- Supplied passage:
************

Insights, analysis and must reads from CNN's Fareed Zakaria and the Global Public Square team, compiled by Global Briefing editor Chris Good
Seeing this newsletter as a forward? Sign up here.
December 3, 2023
|
|
|
On GPS, at 10 a.m. and 1 p.m. ET:
The passing at 100 of Henry Kissinger, the most consequential US diplomat, has prompted a wave of retrospectives. Having known Kissinger well, Fareed offers his own, identifying an organizing principle that drove Kissinger’s foreign policies: a preference for order.

************

- Entries supplied:
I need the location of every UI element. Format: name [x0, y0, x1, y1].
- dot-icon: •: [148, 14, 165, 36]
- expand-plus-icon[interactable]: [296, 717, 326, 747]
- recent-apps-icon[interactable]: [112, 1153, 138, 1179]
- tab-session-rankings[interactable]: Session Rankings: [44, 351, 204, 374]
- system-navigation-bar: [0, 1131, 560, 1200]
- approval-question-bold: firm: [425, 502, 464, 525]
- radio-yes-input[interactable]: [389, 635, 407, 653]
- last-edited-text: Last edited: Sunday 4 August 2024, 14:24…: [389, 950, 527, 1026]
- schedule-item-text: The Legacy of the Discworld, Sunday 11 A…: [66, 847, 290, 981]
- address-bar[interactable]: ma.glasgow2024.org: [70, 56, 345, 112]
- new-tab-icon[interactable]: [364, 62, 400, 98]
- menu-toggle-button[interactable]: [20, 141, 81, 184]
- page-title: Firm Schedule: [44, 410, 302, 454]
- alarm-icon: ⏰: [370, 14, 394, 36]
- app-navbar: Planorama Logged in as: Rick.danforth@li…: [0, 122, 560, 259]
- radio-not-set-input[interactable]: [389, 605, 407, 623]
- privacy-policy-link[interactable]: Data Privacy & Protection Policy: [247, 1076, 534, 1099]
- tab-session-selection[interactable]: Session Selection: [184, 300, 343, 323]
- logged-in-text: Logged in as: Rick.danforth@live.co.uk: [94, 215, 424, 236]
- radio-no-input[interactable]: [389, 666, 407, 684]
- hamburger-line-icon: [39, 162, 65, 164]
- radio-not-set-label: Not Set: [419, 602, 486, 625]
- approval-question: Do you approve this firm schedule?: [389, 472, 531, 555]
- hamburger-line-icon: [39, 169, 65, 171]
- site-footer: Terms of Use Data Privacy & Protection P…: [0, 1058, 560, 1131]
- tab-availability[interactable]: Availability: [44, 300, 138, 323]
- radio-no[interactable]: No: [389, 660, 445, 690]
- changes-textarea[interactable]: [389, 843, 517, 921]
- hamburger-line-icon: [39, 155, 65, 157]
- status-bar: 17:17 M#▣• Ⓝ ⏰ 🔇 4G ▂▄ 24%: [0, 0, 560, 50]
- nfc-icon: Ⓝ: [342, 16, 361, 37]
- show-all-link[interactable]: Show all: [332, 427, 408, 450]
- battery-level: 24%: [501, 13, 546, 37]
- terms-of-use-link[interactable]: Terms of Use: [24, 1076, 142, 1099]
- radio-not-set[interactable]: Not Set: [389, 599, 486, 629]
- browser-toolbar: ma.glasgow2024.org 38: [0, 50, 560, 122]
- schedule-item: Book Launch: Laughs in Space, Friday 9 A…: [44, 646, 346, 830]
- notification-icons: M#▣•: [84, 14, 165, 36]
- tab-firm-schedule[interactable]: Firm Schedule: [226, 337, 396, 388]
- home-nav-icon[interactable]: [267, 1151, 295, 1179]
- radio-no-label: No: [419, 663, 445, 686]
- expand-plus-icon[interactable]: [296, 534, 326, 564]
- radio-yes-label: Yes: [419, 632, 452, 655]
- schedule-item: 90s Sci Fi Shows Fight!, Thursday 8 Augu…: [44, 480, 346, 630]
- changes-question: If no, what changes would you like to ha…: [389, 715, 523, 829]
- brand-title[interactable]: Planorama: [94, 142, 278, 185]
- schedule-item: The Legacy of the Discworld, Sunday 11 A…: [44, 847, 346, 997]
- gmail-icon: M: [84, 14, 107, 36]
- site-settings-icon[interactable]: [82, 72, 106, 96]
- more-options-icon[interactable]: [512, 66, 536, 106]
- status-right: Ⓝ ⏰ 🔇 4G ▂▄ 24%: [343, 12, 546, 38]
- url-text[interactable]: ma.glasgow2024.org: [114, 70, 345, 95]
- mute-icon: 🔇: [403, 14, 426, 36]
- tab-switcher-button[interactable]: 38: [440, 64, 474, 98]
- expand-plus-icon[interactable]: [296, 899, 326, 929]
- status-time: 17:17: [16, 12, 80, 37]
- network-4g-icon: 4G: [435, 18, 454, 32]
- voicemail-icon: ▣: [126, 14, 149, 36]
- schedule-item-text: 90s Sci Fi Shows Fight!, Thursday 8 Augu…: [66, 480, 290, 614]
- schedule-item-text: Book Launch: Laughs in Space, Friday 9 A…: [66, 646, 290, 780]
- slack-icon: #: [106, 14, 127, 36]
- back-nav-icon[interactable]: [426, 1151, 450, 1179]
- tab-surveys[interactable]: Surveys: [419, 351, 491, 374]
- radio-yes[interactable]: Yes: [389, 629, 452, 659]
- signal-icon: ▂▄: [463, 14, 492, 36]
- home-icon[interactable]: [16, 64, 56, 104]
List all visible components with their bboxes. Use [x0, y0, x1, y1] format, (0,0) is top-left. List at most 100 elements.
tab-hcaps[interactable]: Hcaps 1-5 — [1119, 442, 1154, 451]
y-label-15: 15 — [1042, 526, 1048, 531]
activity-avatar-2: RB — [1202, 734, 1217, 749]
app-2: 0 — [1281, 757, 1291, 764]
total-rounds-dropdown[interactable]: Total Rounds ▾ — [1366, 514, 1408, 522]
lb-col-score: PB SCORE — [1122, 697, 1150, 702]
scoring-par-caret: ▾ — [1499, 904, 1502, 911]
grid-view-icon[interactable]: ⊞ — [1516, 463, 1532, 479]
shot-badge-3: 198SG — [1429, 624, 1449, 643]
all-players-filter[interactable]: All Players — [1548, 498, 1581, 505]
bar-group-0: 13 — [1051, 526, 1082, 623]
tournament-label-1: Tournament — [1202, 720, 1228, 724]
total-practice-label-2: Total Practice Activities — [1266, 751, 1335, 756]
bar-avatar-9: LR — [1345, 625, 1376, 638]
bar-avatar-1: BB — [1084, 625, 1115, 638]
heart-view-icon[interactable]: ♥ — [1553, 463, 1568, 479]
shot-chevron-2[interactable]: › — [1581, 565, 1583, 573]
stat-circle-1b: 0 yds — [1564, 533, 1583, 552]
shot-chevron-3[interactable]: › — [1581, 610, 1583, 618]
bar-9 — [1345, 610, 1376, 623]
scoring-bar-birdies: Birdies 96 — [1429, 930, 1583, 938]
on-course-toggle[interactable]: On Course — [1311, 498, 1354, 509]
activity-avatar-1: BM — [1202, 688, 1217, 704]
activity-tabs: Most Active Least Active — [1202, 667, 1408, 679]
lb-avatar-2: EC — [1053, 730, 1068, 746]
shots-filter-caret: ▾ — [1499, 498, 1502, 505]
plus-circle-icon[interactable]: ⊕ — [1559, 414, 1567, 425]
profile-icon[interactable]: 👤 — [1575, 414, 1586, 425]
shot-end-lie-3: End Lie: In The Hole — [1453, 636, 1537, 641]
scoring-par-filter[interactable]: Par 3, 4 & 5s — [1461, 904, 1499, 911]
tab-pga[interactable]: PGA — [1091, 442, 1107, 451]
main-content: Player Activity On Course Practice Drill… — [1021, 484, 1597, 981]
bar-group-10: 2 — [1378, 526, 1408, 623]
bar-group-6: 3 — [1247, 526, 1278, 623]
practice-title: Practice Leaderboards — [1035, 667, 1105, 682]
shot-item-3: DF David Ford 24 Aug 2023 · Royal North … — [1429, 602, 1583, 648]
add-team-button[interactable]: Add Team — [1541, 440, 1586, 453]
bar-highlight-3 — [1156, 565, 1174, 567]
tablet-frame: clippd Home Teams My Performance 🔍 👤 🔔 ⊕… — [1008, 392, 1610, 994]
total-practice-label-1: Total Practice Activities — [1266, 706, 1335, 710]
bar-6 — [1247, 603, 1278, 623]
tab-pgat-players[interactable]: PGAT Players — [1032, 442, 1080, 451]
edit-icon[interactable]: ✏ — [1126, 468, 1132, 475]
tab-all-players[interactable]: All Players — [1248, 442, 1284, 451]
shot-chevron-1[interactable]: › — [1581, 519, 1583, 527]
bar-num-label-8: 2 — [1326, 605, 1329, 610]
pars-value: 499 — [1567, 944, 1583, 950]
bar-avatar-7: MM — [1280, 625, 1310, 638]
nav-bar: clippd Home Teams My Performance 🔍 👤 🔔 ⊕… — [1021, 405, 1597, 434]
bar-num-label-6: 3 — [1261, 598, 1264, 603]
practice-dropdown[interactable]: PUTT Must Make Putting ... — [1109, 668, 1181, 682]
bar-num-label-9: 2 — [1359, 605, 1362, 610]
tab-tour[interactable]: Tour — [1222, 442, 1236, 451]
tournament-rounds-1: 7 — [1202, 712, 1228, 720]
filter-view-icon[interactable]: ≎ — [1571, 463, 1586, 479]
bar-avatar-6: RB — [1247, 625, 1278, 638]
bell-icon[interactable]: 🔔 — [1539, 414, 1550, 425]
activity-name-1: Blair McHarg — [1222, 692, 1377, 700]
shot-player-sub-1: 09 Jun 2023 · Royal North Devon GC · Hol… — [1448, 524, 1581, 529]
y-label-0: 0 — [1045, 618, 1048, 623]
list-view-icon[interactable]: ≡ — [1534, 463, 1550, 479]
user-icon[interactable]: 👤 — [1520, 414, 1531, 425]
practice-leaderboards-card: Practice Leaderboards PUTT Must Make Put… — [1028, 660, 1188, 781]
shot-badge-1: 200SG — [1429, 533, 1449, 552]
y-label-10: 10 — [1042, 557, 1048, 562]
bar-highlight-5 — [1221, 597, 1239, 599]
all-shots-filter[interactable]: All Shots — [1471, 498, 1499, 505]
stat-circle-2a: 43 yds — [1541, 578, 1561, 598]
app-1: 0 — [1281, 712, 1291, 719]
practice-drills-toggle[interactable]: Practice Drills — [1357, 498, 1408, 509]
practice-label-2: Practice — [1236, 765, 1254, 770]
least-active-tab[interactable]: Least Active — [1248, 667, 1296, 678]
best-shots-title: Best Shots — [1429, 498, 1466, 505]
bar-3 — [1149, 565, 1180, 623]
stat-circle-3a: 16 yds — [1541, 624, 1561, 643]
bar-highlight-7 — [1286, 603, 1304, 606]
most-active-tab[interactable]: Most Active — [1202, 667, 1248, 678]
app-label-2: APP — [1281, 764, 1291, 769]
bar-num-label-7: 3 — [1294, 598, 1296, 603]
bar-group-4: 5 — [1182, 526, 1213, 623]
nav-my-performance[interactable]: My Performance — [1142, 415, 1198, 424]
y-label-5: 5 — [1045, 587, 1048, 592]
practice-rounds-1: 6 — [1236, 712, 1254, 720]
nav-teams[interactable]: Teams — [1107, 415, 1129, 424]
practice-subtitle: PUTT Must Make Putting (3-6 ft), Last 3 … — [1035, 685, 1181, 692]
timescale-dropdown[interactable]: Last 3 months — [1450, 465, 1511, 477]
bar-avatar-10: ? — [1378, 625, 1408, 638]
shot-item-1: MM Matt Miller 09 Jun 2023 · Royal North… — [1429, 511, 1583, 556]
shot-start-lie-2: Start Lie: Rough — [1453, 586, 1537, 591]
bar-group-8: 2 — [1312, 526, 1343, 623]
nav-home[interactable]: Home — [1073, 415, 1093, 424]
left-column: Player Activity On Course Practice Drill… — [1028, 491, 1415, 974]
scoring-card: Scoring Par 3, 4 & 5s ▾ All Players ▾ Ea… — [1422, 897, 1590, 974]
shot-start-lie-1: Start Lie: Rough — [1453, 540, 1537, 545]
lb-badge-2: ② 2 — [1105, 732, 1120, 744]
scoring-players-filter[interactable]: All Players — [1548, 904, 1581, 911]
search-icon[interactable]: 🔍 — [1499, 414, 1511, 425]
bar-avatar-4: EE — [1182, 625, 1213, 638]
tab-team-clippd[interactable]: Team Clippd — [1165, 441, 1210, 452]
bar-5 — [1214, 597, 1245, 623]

************

- What you will do:
a) In the newsletter excerpt, what organizing principle does Fareed identify behind Kissinger's foreign policies?
b) From the newsletter excerpt, quote everything from "December 3, 2023" down to "preference for order.".
c) Extend the newsletter excerpt on Henry Kissinger's death and Fareed's retrospective past its last sentence.

- Numbered answers:
a) A preference for order.

b)
December 3, 2023
|
|
|
On GPS, at 10 a.m. and 1 p.m. ET:
The passing at 100 of Henry Kissinger, the most consequential US diplomat, has prompted a wave of retrospectives. Having known Kissinger well, Fareed offers his own, identifying an organizing principle that drove Kissinger’s foreign policies: a preference for order.

c)
Kissinger “grew up in Germany as Hitler came to power and watched what was perhaps the most advanced and ‘civilized’ nation in the world descend into barbarism and mass murder,” Fareed says. “He developed a lifelong obsession with order. He was too suspicious of democracy and human rights, but it was because he had seen demagogues like Hitler rise to power through elections. He often remarked, sometimes attributing it to Goethe, that between order and justice he would choose order, because once chaos reigns, there is no possibility for justice. … From start to finish, over a century, Henry Kissinger’s abiding fear was that disruptive forces once set in motion could easily rip off the thin veneer of civilization and stability, pushing the world into the abyss—like the one in which he came of age.”
After that: What lies ahead in the Israel–Hamas war? Who is to blame for Israel’s apparent security failures before and on Oct. 7? Fareed talks with retired Israel Defense Forces Col. Miri Eisin, managing director of the International Institute for Counter-Terrorism.
Then: the terrible suffering in Gaza. Fareed talks with British–Palestinian plastic and reconstructive surgeon Dr. Ghassan Abu-Sittah, a founding board member of the International Network for Aid, Relief and Assistance, who traveled from London to operate on patients in Gaza during this war.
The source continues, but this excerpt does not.